Task goal>
Repeat each record exactly. Any picture gets left out.

Figure data in JSON
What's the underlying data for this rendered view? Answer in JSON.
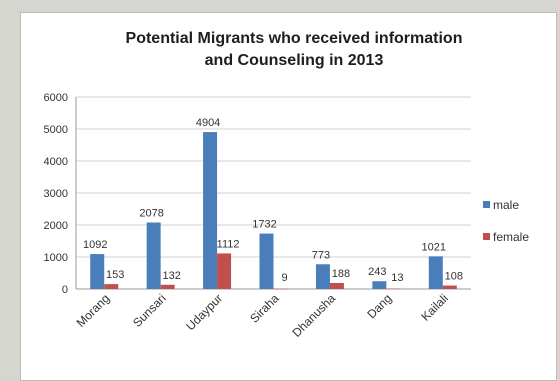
{
  "chart_data": {
    "type": "bar",
    "title_lines": [
      "Potential Migrants who received information",
      "and Counseling in 2013"
    ],
    "categories": [
      "Morang",
      "Sunsari",
      "Udaypur",
      "Siraha",
      "Dhanusha",
      "Dang",
      "Kailali"
    ],
    "series": [
      {
        "name": "male",
        "color": "#4a7ebb",
        "values": [
          1092,
          2078,
          4904,
          1732,
          773,
          243,
          1021
        ]
      },
      {
        "name": "female",
        "color": "#c0504d",
        "values": [
          153,
          132,
          1112,
          9,
          188,
          13,
          108
        ]
      }
    ],
    "yticks": [
      0,
      1000,
      2000,
      3000,
      4000,
      5000,
      6000
    ],
    "ylim": [
      0,
      6000
    ],
    "grid": true,
    "legend_position": "right"
  }
}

Answer for the task>
What's the underlying data for this rendered view? Answer in JSON.
{
  "chart_data": {
    "type": "bar",
    "title_lines": [
      "Potential Migrants who received information",
      "and Counseling in 2013"
    ],
    "categories": [
      "Morang",
      "Sunsari",
      "Udaypur",
      "Siraha",
      "Dhanusha",
      "Dang",
      "Kailali"
    ],
    "series": [
      {
        "name": "male",
        "color": "#4a7ebb",
        "values": [
          1092,
          2078,
          4904,
          1732,
          773,
          243,
          1021
        ]
      },
      {
        "name": "female",
        "color": "#c0504d",
        "values": [
          153,
          132,
          1112,
          9,
          188,
          13,
          108
        ]
      }
    ],
    "yticks": [
      0,
      1000,
      2000,
      3000,
      4000,
      5000,
      6000
    ],
    "ylim": [
      0,
      6000
    ],
    "grid": true,
    "legend_position": "right"
  }
}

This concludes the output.